> _Record set_
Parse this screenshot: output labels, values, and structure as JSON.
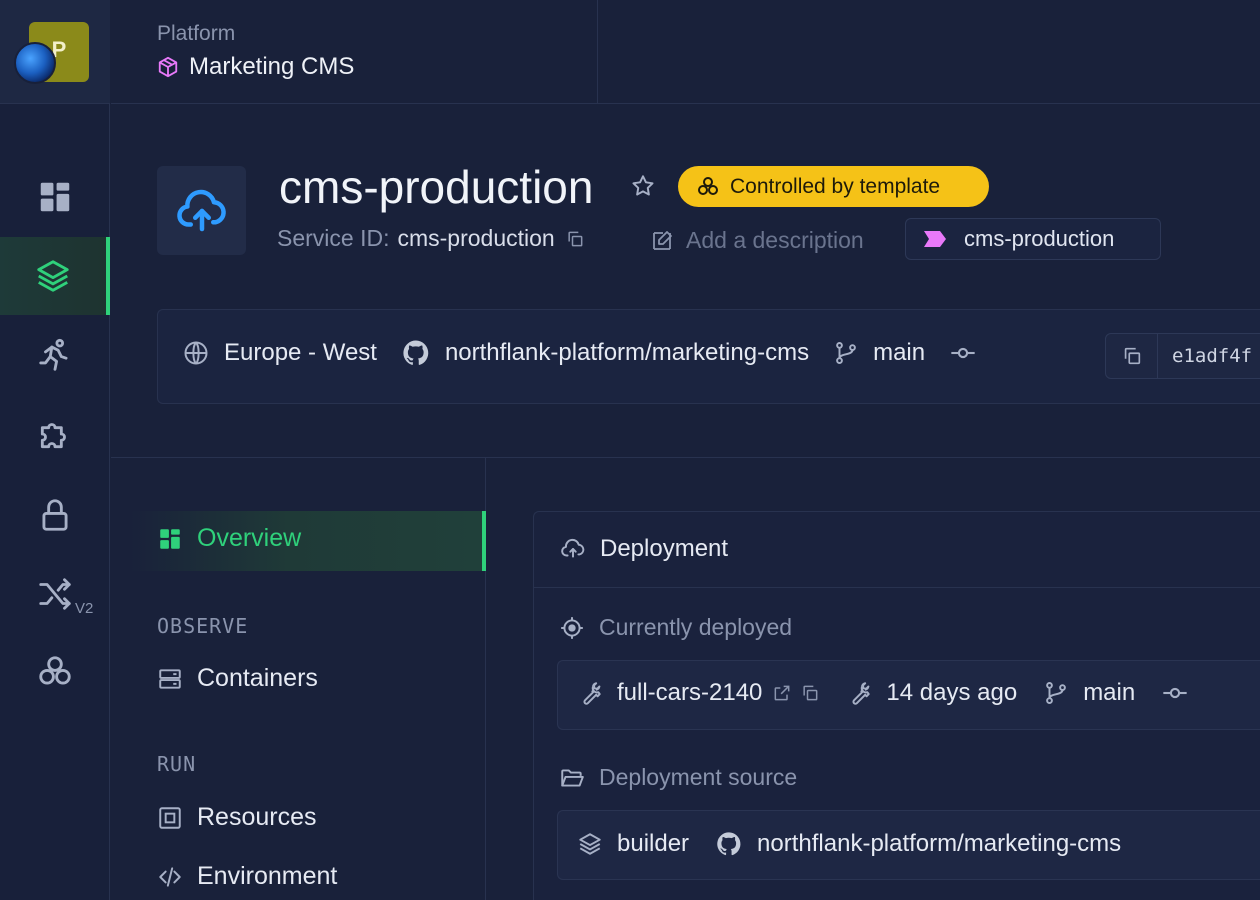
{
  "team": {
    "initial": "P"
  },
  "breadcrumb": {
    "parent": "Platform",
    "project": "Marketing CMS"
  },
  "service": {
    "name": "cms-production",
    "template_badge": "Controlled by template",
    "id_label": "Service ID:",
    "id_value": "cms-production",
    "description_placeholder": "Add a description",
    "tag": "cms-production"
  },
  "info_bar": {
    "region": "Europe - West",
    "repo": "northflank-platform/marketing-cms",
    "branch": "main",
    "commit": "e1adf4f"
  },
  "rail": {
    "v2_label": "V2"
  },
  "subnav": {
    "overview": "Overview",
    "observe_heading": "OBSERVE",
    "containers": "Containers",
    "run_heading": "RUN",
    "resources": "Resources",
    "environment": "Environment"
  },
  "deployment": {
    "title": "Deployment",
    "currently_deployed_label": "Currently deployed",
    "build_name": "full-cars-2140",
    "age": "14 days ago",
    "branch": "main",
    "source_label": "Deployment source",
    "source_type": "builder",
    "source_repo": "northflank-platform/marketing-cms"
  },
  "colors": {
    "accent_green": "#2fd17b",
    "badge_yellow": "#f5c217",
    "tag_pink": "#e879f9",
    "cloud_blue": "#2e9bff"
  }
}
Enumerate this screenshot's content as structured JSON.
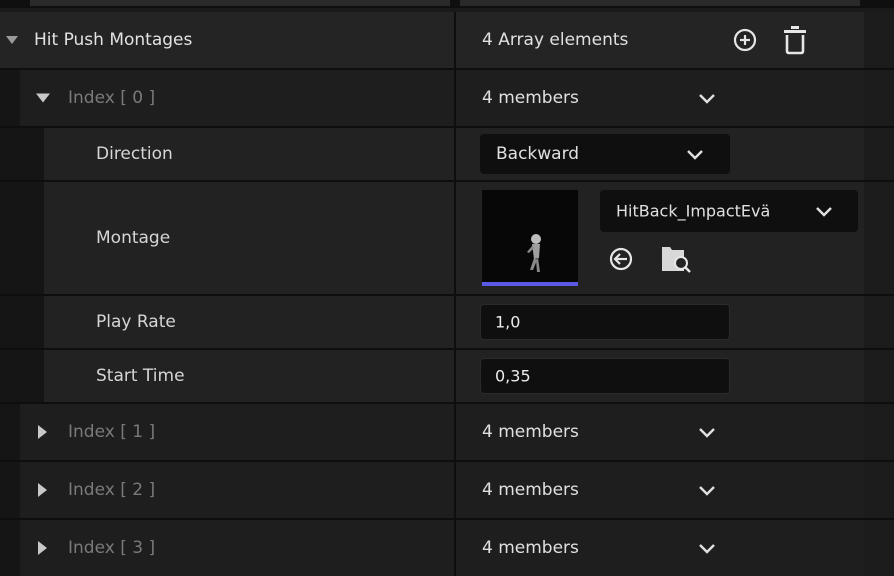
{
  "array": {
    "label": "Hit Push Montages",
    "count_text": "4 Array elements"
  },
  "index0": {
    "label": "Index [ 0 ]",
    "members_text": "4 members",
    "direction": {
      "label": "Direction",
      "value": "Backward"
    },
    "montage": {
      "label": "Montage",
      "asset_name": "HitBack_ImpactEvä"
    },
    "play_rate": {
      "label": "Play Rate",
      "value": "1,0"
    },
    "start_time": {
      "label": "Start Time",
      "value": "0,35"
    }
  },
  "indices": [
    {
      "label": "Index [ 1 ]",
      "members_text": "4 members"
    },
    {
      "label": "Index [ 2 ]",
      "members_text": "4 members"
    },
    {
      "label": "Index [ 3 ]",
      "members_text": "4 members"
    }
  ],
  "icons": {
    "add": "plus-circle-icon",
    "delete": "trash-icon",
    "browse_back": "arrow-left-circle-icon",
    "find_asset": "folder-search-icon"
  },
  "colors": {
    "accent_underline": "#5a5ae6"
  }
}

> _Aim of the exercise_
Copy out each line of the entries that holds "screenshot".

> _Completed task_
Parse this screenshot: output labels, values, and structure as JSON.
Enumerate this screenshot's content as structured JSON.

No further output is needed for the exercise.